- **Goal**: Retype everything from the line containing "bullet-text: To minimize" down to the line containing "intro-paragraph: If you", keeping both of those lines.

··· Data for this exercise ···

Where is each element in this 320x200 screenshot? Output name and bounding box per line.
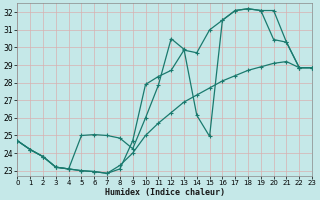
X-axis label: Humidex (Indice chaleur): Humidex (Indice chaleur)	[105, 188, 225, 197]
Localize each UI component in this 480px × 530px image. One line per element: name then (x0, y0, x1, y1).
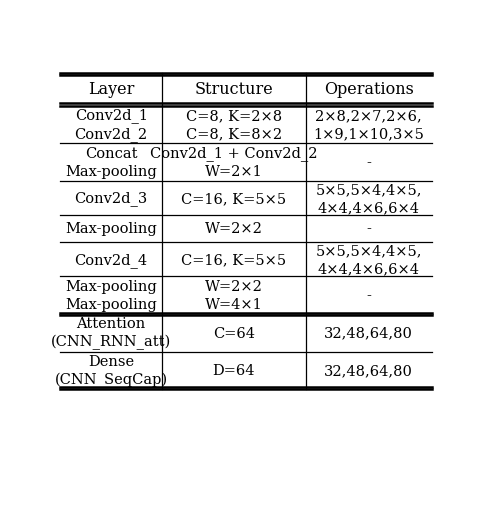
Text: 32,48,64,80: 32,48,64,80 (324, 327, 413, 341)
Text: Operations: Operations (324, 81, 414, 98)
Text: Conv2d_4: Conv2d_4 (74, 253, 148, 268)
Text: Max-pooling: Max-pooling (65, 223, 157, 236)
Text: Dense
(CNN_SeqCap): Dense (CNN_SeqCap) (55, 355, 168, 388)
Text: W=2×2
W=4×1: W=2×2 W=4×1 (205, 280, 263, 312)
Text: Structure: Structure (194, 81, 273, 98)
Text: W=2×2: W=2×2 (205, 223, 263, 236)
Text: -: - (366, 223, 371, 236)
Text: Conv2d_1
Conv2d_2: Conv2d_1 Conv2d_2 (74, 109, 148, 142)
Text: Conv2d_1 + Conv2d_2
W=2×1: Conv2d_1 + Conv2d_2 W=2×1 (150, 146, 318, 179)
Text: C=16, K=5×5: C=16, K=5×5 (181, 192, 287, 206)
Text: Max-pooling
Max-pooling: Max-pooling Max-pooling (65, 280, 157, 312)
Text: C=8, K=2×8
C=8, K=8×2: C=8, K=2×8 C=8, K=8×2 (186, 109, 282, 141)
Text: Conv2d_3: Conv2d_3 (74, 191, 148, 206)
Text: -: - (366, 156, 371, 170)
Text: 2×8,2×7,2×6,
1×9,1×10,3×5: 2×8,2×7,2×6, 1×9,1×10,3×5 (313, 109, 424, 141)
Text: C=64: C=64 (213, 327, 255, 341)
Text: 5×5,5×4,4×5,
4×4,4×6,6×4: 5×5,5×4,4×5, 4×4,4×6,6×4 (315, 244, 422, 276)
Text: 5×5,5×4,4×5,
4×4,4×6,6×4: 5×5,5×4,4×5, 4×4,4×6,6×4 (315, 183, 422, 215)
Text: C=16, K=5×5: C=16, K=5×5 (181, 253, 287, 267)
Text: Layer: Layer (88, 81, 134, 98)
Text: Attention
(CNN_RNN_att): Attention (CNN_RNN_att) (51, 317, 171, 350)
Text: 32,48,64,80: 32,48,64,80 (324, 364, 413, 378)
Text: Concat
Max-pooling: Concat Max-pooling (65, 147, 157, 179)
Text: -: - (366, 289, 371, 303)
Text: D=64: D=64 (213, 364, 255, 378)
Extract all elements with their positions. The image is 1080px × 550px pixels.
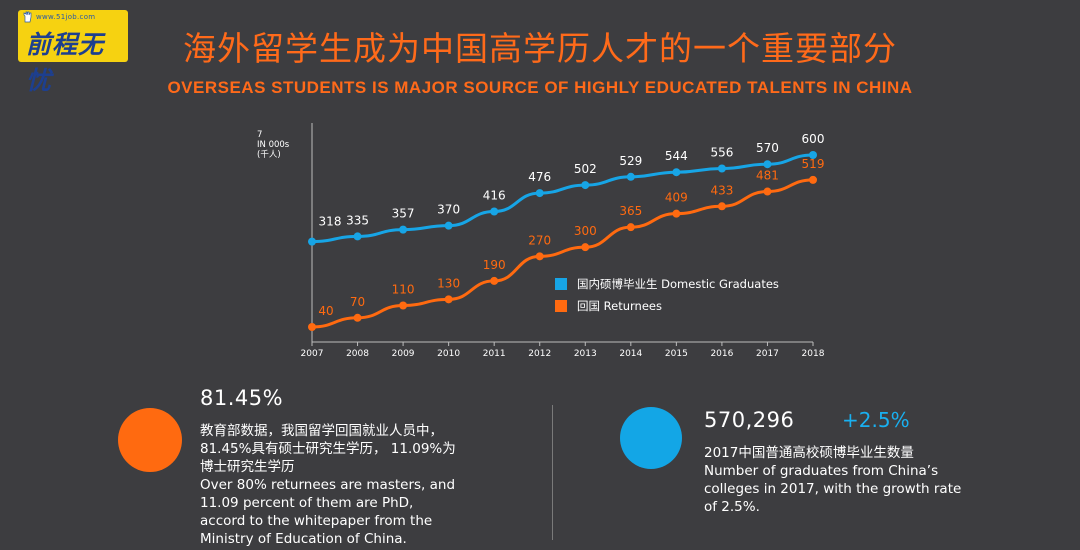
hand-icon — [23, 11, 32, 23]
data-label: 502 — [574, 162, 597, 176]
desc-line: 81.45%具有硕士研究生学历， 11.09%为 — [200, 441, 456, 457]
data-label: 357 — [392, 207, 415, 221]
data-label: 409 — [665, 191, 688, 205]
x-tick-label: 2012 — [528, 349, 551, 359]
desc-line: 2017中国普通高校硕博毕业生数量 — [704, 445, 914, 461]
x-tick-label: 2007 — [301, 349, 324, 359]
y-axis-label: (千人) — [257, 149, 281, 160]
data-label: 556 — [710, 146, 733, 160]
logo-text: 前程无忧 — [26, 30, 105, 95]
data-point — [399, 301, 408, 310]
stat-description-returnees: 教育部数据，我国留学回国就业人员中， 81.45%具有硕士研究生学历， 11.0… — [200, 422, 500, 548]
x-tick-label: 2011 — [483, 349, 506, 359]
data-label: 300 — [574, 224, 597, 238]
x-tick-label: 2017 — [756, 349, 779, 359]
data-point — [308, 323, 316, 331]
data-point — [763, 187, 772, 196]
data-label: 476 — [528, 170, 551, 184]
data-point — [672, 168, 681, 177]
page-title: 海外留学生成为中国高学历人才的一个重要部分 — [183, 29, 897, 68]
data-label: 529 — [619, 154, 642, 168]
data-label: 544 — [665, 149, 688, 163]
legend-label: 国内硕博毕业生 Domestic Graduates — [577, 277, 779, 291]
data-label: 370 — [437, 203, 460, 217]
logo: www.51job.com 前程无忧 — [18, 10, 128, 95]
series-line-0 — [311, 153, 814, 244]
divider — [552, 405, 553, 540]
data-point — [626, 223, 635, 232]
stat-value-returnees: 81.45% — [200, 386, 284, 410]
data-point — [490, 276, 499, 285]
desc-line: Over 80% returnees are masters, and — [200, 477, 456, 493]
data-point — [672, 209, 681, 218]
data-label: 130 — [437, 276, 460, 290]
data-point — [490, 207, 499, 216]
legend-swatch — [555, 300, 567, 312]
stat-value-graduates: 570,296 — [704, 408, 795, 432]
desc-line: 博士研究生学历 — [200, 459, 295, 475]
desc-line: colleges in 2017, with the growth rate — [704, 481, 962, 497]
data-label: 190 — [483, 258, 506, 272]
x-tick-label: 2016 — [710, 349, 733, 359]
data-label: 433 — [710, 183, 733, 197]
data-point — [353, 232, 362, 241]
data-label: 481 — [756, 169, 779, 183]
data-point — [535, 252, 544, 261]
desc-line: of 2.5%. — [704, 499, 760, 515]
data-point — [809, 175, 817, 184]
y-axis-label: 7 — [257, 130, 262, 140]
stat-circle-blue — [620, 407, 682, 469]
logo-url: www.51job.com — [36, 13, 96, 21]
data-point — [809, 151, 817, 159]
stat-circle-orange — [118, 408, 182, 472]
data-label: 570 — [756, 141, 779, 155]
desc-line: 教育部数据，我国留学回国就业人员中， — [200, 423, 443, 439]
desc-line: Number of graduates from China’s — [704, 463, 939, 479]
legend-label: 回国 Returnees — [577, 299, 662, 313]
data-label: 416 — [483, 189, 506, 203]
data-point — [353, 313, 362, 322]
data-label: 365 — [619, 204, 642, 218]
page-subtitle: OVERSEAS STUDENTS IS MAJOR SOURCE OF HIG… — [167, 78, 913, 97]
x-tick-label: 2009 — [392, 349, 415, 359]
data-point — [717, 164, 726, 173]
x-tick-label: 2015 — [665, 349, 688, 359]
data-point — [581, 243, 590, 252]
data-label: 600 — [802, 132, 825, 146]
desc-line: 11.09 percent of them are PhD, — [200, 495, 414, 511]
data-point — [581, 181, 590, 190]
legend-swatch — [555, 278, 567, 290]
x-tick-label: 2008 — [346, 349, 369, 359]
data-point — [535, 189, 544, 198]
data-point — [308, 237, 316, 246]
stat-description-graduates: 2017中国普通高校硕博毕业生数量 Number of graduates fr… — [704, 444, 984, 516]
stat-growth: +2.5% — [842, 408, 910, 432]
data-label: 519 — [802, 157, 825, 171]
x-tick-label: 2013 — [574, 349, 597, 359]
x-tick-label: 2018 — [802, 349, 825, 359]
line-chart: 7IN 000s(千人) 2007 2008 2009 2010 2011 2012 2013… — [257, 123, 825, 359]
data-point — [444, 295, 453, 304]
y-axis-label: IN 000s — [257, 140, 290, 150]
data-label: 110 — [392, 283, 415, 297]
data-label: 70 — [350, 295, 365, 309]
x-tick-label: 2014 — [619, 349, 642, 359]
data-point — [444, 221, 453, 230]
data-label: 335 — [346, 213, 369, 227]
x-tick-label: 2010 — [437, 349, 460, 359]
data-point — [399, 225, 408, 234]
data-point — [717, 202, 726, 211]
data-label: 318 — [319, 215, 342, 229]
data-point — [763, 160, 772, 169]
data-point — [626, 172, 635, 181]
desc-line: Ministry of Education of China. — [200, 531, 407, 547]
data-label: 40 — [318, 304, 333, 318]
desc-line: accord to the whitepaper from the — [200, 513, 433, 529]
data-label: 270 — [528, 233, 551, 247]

···
··· Data for this exercise ···

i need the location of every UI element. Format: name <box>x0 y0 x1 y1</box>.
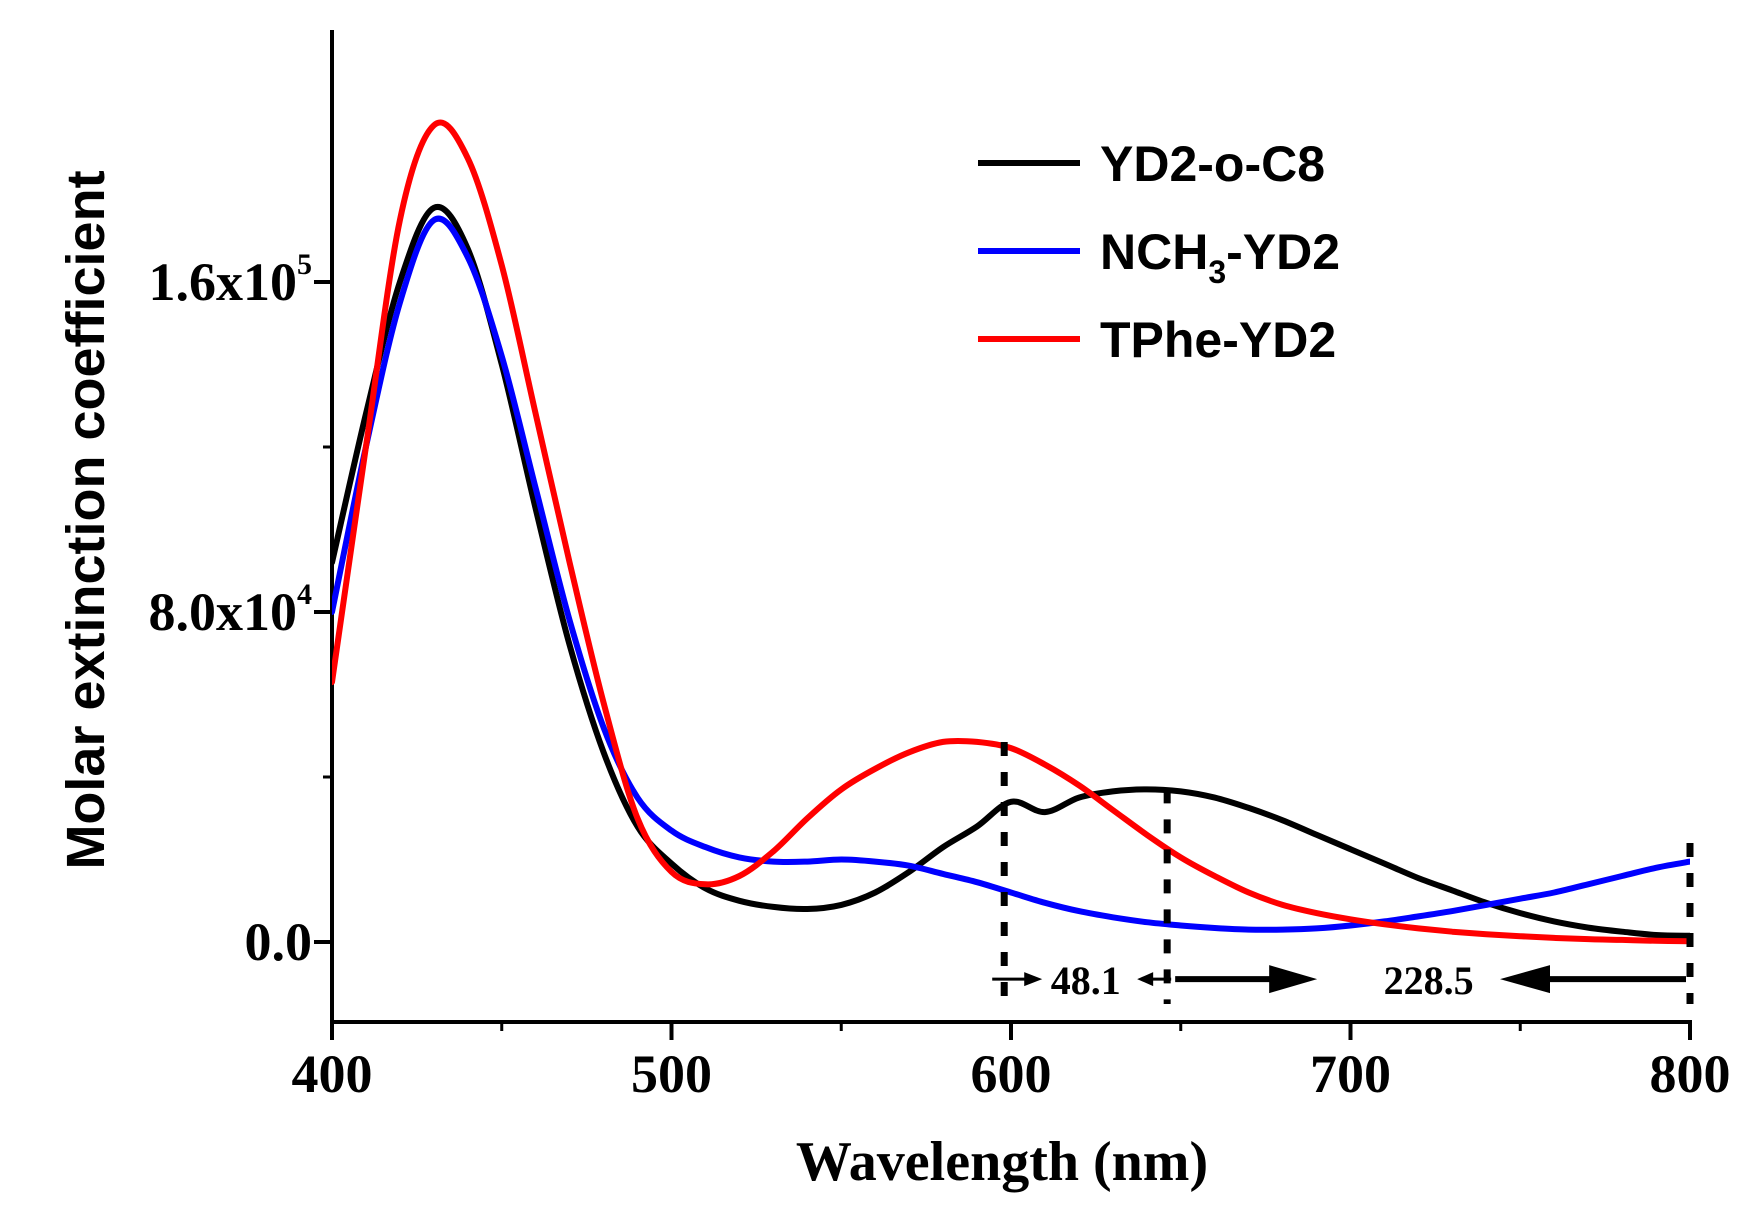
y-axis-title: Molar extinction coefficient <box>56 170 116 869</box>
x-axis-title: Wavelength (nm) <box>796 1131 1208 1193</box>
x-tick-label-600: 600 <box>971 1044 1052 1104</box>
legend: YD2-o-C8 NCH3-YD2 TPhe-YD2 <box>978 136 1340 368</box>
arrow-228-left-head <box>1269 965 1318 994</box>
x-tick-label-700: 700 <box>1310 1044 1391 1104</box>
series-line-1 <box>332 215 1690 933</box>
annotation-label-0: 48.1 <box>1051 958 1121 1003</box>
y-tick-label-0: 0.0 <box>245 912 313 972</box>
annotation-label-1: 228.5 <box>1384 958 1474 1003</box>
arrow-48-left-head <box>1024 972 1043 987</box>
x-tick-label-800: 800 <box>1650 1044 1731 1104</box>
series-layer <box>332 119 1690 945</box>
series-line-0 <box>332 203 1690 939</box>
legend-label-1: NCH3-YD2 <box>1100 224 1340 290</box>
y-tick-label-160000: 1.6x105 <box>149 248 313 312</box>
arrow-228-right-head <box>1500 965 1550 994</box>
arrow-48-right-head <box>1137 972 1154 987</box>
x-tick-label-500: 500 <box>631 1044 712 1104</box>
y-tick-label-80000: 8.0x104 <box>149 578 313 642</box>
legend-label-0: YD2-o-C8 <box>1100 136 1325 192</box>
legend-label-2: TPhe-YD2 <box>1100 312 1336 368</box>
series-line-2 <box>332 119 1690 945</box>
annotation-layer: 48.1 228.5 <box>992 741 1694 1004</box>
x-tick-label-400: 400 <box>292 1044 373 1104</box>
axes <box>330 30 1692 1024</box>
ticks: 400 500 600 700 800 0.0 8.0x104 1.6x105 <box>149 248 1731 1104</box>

···
··· Data for this exercise ···

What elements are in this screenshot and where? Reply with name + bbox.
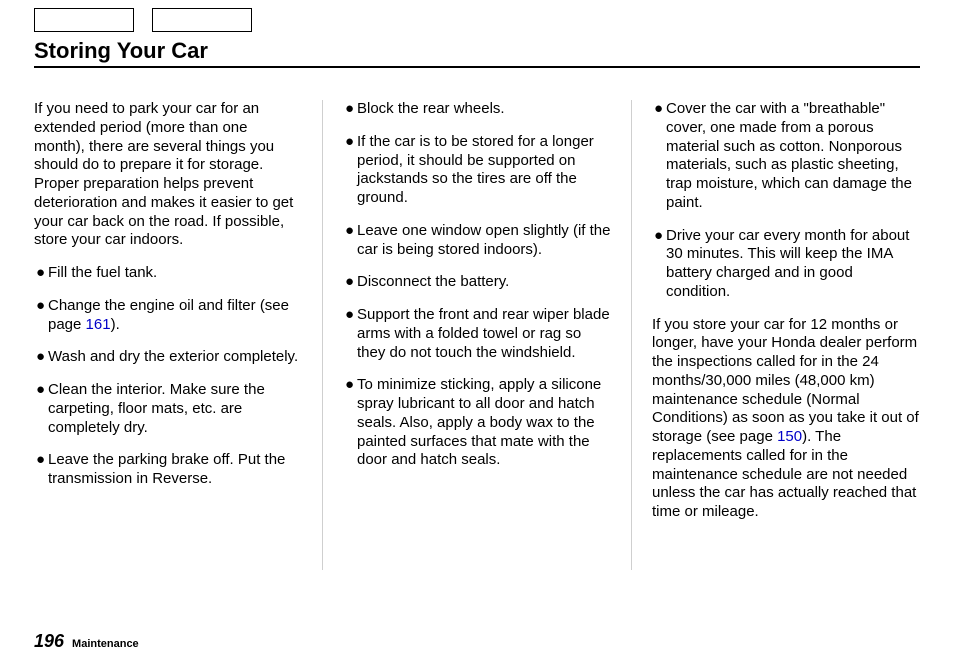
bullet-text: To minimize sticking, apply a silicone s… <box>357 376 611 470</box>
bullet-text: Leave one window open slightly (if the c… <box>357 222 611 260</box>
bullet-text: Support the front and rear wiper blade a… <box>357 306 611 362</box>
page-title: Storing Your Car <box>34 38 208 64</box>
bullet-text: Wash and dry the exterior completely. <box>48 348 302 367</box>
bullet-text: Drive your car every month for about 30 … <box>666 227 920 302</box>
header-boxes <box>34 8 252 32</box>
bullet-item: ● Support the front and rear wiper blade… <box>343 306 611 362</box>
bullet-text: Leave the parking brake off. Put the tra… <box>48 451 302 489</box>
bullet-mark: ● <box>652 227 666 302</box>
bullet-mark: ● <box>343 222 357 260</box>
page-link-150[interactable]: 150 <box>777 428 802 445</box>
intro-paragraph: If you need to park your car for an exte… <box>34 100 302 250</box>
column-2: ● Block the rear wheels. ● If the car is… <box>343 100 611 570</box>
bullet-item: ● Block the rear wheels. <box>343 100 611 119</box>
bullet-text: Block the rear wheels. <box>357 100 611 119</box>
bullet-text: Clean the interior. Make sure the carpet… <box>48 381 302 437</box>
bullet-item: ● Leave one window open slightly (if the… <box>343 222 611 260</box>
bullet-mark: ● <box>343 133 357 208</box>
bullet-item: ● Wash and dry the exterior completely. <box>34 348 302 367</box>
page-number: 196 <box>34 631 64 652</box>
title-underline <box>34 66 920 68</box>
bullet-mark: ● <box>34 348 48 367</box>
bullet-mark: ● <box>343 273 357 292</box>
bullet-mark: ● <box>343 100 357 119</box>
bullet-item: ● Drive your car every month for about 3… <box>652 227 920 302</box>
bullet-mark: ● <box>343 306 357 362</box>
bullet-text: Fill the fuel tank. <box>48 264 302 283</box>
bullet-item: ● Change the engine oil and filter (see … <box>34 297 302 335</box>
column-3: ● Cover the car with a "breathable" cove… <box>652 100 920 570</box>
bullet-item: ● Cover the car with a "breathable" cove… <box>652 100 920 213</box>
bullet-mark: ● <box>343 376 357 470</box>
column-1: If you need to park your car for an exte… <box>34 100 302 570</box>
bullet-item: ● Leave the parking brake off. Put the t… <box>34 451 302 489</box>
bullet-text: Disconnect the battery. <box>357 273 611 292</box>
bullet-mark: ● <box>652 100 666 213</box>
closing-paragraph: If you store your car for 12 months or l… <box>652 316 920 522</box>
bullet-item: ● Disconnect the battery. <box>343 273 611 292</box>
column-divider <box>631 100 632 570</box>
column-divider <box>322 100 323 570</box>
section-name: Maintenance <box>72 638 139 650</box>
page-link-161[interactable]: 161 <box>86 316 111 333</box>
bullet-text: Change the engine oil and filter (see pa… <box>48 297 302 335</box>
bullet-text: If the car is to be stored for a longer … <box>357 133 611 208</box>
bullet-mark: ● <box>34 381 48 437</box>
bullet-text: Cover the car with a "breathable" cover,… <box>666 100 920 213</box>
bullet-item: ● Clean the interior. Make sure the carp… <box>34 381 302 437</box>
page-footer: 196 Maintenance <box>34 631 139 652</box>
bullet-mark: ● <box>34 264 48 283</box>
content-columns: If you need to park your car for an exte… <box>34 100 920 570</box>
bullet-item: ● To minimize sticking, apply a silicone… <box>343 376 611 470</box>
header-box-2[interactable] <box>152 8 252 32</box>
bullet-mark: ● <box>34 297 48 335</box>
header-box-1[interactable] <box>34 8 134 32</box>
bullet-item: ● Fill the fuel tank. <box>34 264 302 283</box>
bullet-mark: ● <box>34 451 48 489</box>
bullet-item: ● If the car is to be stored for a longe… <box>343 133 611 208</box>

···

- **Final answer**:
bullet-text: To minimize sticking, apply a silicone s… <box>357 376 611 470</box>
bullet-text: Leave one window open slightly (if the c… <box>357 222 611 260</box>
bullet-text: Support the front and rear wiper blade a… <box>357 306 611 362</box>
page-title: Storing Your Car <box>34 38 208 64</box>
bullet-text: Wash and dry the exterior completely. <box>48 348 302 367</box>
bullet-text: Drive your car every month for about 30 … <box>666 227 920 302</box>
header-boxes <box>34 8 252 32</box>
bullet-item: ● Support the front and rear wiper blade… <box>343 306 611 362</box>
bullet-text: Leave the parking brake off. Put the tra… <box>48 451 302 489</box>
bullet-mark: ● <box>652 227 666 302</box>
bullet-mark: ● <box>343 222 357 260</box>
page-link-150[interactable]: 150 <box>777 428 802 445</box>
intro-paragraph: If you need to park your car for an exte… <box>34 100 302 250</box>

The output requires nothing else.